• **EXERCISE REQUIREMENTS**: Extract every line below that contains the string "header".
++++++++++
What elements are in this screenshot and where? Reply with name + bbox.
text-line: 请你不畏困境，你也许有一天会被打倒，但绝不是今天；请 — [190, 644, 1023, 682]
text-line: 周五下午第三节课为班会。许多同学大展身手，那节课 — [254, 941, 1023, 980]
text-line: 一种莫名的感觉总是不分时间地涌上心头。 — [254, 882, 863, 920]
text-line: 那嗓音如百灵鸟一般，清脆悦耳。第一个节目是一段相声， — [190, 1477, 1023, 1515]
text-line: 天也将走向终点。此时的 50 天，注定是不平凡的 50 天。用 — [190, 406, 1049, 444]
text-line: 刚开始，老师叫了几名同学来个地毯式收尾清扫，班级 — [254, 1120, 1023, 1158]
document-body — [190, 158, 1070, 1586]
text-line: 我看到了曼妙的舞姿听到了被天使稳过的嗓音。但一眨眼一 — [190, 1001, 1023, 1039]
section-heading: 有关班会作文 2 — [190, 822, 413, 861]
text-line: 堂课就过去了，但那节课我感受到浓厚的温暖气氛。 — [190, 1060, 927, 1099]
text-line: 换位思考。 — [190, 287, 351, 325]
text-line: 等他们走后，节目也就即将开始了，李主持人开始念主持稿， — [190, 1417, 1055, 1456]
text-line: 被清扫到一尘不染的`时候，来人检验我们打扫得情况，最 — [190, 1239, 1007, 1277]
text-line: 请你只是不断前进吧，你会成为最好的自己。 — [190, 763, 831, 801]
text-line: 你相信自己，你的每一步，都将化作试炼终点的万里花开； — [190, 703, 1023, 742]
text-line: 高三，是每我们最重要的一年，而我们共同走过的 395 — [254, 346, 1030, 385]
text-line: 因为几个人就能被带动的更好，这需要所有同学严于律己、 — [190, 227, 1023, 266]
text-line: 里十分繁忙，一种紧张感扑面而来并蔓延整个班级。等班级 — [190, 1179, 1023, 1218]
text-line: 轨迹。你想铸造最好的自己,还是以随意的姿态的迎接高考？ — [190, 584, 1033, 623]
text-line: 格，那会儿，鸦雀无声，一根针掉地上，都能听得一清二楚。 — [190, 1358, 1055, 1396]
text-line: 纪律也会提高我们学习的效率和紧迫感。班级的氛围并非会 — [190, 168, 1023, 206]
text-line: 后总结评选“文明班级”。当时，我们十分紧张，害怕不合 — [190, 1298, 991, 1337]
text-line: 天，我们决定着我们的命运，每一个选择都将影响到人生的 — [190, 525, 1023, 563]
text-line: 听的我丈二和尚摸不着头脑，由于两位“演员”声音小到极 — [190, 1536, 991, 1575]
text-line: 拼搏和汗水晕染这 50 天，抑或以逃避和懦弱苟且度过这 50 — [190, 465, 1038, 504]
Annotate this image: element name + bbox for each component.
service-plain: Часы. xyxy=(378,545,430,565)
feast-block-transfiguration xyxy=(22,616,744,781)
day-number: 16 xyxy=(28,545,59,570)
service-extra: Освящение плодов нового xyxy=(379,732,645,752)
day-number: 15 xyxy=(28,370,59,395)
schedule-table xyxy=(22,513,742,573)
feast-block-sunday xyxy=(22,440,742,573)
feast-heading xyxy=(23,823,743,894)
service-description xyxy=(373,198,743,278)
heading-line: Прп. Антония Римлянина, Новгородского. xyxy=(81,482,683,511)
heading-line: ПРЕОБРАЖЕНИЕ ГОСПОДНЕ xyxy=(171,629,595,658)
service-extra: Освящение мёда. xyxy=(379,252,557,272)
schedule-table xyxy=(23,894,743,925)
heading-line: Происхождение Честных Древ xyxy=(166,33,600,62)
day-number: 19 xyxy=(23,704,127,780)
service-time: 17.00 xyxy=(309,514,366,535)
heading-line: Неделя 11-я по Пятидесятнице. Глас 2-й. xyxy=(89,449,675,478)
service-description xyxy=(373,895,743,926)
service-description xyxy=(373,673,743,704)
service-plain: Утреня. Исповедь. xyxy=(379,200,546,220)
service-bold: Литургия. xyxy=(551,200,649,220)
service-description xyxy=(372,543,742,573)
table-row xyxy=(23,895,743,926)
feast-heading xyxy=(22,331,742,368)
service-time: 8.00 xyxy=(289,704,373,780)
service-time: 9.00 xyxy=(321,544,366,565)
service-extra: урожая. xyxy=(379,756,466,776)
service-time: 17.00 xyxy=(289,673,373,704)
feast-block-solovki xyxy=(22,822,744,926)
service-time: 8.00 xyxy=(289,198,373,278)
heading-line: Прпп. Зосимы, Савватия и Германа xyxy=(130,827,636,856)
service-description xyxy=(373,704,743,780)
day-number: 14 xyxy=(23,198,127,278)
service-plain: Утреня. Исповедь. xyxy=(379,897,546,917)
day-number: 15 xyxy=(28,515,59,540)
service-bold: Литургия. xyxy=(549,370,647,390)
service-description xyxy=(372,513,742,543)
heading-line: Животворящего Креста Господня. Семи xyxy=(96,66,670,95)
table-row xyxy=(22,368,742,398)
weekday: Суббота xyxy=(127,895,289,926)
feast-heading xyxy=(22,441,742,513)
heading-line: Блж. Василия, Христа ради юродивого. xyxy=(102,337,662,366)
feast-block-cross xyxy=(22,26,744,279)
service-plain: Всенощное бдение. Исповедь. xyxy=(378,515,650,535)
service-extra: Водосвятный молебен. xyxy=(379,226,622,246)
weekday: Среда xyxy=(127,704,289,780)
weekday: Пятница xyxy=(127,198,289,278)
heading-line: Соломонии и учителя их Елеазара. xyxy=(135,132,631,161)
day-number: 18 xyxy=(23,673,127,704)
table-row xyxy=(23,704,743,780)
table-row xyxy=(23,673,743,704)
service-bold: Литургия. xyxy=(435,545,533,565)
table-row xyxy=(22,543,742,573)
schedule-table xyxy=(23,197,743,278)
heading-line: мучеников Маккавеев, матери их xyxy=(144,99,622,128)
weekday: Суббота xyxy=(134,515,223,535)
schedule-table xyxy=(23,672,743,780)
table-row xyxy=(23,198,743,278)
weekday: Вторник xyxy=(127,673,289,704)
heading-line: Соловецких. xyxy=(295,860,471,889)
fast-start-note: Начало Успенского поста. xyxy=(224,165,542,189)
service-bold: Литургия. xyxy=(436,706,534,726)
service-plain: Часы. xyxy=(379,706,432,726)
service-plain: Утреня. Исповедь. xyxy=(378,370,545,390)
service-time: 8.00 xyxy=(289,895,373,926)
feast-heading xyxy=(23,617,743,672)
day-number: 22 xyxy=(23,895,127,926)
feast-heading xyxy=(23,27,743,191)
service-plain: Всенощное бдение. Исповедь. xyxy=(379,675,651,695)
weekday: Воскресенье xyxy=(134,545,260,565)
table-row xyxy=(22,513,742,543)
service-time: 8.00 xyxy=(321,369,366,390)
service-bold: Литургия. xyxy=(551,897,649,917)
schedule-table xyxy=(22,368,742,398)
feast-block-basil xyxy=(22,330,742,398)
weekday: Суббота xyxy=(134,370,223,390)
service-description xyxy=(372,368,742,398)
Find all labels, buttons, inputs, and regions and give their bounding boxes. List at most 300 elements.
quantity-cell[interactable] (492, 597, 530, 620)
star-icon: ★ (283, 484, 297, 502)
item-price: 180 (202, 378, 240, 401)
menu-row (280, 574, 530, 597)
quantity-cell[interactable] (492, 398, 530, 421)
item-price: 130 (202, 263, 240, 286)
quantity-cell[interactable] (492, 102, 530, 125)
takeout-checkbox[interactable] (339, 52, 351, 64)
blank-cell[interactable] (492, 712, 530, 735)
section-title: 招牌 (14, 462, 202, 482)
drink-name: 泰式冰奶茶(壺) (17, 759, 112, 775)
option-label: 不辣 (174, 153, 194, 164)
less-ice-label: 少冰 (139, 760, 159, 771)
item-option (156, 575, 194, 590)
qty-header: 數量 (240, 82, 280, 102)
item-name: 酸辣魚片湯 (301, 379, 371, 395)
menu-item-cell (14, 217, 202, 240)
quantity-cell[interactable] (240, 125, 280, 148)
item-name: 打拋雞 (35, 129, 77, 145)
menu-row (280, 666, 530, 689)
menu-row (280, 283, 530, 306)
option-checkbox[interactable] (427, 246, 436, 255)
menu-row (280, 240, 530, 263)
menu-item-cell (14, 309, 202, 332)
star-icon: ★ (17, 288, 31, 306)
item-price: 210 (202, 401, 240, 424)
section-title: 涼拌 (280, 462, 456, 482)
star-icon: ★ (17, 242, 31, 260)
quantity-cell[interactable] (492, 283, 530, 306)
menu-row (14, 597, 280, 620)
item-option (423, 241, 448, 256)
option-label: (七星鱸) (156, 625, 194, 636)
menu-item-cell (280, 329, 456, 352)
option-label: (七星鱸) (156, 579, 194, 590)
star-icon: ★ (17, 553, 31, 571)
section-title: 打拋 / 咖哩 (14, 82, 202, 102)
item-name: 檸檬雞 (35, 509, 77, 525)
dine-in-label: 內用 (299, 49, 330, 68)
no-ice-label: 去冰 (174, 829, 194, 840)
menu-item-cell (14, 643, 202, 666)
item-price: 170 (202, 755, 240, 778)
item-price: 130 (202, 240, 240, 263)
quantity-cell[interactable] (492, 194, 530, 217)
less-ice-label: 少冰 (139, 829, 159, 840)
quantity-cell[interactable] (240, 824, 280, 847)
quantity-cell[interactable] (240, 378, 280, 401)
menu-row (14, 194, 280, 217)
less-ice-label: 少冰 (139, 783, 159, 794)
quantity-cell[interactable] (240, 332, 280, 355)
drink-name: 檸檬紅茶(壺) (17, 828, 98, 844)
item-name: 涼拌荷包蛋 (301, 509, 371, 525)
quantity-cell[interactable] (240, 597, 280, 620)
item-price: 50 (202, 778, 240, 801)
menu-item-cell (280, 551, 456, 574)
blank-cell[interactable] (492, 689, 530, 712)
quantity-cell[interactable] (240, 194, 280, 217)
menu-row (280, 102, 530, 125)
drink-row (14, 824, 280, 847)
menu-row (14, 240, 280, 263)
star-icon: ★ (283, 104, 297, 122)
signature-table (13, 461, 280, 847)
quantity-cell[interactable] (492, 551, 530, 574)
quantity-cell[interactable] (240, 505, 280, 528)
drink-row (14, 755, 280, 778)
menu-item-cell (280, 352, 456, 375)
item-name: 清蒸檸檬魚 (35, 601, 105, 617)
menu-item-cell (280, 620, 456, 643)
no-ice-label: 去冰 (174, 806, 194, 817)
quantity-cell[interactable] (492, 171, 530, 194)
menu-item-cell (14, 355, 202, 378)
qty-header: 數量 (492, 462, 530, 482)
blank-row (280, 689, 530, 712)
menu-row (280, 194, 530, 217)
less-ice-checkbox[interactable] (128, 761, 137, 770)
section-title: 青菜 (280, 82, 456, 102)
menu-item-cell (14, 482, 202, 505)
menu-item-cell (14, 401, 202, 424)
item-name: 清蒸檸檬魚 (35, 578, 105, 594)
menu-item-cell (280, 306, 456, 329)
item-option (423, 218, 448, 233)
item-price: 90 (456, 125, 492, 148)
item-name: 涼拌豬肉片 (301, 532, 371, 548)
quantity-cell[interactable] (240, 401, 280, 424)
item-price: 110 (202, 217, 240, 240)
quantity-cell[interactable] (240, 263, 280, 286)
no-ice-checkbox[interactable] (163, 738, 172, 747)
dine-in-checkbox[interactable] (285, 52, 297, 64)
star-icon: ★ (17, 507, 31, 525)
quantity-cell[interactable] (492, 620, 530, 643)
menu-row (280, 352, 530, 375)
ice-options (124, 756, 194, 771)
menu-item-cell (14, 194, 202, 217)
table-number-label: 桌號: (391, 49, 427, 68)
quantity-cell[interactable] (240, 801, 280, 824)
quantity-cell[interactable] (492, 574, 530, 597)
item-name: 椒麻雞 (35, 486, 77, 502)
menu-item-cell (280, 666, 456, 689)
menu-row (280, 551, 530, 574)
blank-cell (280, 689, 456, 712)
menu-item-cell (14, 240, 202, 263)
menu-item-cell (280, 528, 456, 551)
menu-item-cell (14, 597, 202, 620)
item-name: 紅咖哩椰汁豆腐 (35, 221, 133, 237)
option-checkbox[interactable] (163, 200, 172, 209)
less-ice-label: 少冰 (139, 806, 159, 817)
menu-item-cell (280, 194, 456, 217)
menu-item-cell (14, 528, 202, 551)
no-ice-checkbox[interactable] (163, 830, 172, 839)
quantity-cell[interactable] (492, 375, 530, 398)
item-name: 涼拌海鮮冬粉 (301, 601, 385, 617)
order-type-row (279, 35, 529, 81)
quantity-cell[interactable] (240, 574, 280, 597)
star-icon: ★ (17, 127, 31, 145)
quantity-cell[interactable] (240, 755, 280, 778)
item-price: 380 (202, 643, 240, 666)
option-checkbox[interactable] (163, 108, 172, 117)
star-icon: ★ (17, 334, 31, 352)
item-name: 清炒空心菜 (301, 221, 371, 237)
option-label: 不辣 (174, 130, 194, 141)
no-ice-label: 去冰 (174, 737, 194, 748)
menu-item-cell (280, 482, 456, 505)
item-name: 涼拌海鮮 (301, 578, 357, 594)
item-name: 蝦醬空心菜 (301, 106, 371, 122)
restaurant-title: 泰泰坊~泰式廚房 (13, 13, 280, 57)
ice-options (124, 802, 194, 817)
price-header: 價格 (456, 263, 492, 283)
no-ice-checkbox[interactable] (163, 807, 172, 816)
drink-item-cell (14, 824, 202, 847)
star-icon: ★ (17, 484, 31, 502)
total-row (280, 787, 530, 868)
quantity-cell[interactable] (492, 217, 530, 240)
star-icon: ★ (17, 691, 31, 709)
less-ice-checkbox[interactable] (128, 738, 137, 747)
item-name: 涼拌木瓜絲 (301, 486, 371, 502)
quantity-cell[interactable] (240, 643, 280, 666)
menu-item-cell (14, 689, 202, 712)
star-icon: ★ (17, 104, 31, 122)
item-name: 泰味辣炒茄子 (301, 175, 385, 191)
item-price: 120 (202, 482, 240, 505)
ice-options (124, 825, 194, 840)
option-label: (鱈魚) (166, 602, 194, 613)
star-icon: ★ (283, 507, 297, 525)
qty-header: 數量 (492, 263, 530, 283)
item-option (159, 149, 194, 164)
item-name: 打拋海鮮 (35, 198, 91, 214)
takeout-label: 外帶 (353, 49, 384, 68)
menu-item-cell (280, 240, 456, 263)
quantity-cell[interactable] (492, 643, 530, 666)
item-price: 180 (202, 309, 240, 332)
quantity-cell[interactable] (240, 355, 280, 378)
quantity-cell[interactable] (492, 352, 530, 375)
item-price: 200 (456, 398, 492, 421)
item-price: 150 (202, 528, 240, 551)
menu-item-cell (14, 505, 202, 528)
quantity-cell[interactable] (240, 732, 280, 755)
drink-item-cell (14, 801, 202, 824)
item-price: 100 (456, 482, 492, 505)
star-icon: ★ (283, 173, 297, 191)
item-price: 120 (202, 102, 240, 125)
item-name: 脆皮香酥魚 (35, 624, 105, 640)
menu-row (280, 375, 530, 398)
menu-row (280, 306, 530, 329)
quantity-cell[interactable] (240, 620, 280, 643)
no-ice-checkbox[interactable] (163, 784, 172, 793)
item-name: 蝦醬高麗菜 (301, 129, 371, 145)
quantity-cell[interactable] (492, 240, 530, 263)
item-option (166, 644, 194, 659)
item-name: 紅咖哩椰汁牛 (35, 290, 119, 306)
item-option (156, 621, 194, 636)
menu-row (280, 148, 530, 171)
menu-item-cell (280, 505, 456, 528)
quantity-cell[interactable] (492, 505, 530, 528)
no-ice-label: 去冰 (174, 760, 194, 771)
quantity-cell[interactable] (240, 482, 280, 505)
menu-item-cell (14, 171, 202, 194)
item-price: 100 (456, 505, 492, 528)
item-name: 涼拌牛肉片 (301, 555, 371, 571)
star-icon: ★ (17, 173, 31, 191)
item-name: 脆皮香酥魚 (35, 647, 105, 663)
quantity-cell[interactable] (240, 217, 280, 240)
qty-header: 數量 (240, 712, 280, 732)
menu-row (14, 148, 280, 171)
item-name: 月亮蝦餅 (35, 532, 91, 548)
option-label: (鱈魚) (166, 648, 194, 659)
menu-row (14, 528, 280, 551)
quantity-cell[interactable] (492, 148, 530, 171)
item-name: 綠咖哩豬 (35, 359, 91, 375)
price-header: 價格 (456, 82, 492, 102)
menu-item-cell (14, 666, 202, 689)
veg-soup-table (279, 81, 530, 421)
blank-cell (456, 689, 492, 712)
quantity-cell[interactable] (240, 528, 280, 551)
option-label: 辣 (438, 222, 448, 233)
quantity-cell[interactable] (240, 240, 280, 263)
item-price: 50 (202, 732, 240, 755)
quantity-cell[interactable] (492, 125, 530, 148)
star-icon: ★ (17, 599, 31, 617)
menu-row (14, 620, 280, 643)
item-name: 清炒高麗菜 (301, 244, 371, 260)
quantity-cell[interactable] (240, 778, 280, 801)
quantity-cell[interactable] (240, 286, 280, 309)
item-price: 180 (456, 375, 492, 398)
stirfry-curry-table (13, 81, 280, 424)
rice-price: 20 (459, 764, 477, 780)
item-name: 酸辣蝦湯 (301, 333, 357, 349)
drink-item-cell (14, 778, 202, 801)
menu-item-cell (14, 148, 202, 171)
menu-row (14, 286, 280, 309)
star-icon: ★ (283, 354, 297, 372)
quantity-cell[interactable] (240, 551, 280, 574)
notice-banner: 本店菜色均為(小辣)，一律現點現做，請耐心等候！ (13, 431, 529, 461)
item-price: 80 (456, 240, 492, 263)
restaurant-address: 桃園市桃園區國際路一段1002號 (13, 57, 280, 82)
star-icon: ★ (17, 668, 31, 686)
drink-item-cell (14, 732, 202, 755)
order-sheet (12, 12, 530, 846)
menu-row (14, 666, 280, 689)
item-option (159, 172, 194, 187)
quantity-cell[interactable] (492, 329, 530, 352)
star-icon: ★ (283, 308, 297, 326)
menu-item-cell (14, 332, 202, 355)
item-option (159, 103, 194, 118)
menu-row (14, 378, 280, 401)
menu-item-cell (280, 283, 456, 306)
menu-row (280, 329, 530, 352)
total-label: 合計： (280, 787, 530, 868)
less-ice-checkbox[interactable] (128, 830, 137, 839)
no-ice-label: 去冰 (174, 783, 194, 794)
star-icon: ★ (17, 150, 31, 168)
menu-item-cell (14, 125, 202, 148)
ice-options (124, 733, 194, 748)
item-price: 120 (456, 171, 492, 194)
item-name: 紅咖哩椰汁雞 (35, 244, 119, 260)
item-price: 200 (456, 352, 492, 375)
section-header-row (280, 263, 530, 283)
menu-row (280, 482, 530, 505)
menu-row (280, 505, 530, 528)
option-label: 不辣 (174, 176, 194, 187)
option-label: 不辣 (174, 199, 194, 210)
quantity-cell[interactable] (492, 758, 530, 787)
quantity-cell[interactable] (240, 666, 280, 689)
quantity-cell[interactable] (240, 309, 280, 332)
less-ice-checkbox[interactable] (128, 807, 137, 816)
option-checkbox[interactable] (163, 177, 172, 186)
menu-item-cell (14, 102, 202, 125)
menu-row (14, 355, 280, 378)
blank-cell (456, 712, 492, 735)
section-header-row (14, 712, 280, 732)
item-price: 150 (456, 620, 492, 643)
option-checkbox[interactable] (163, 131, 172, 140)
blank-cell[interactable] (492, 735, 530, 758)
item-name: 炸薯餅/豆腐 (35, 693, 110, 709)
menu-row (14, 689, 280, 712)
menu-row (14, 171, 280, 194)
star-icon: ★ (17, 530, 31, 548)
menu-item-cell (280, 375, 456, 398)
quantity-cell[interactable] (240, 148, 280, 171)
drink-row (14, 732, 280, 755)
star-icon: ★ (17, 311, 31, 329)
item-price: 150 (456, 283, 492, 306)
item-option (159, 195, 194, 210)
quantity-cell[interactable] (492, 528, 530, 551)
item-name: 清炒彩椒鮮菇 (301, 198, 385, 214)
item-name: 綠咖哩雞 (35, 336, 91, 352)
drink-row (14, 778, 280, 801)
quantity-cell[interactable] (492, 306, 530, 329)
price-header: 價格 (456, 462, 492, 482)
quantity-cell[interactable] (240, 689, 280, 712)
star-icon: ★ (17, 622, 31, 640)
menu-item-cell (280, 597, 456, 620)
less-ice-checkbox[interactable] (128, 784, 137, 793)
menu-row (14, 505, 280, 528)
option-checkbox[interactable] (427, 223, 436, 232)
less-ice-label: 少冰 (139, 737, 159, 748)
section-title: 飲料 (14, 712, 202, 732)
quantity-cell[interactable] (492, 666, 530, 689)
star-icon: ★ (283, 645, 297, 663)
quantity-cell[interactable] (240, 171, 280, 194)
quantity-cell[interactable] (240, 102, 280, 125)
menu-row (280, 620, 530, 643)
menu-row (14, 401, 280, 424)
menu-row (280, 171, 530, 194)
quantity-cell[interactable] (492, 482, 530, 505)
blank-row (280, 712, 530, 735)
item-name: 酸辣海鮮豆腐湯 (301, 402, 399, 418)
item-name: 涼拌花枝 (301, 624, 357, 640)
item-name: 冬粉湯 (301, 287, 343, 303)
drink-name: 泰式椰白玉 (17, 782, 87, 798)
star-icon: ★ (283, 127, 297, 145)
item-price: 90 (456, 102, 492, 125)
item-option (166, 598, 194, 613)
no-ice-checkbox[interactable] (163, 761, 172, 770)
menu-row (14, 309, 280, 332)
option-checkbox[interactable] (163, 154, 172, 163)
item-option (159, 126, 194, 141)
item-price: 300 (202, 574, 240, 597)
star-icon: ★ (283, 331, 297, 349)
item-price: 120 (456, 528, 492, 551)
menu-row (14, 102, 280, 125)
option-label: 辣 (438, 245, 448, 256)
++++++++++
• **TASK RESULT**:
qty-header: 數量 (240, 82, 280, 102)
qty-header: 數量 (492, 462, 530, 482)
price-header: 價格 (456, 263, 492, 283)
qty-header: 數量 (492, 263, 530, 283)
qty-header: 數量 (240, 712, 280, 732)
price-header: 價格 (456, 82, 492, 102)
section-header-row (280, 263, 530, 283)
section-header-row (14, 712, 280, 732)
price-header: 價格 (456, 462, 492, 482)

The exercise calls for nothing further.